Task instructions | Copy each line below that contains "太空教师".

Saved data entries

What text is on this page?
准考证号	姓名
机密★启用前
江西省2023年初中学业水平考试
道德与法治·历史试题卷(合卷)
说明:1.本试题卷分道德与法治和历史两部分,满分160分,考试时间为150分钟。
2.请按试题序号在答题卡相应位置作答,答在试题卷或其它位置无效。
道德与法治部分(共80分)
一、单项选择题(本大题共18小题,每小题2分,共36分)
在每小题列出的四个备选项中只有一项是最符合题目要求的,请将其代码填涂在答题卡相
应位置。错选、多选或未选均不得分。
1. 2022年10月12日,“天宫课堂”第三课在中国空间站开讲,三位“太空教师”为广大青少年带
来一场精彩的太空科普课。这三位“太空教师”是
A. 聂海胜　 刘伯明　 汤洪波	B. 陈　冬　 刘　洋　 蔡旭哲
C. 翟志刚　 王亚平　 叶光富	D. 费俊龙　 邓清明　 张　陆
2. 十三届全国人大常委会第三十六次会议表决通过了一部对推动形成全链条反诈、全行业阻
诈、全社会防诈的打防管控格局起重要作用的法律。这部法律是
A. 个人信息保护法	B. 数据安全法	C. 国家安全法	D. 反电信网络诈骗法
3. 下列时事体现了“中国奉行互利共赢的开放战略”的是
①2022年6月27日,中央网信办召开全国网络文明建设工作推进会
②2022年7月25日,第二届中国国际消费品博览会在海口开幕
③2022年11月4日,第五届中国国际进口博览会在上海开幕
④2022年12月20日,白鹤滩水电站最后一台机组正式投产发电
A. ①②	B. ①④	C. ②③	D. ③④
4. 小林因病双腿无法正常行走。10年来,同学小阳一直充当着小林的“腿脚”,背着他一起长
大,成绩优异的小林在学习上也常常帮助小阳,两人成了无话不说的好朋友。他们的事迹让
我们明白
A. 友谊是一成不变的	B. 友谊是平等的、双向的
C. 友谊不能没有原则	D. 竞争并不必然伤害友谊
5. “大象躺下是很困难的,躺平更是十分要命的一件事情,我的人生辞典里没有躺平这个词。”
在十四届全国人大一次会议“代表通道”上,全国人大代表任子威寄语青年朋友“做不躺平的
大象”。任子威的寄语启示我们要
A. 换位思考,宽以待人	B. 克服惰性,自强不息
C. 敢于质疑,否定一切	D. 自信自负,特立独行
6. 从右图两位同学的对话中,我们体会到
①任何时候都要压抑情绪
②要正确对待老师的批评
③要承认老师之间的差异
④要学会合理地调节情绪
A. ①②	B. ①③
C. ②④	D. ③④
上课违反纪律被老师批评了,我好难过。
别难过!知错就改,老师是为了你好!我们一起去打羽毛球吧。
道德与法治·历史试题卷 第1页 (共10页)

Written response |
1. 2022年10月12日,“天宫课堂”第三课在中国空间站开讲,三位“太空教师”为广大青少年带
来一场精彩的太空科普课。这三位“太空教师”是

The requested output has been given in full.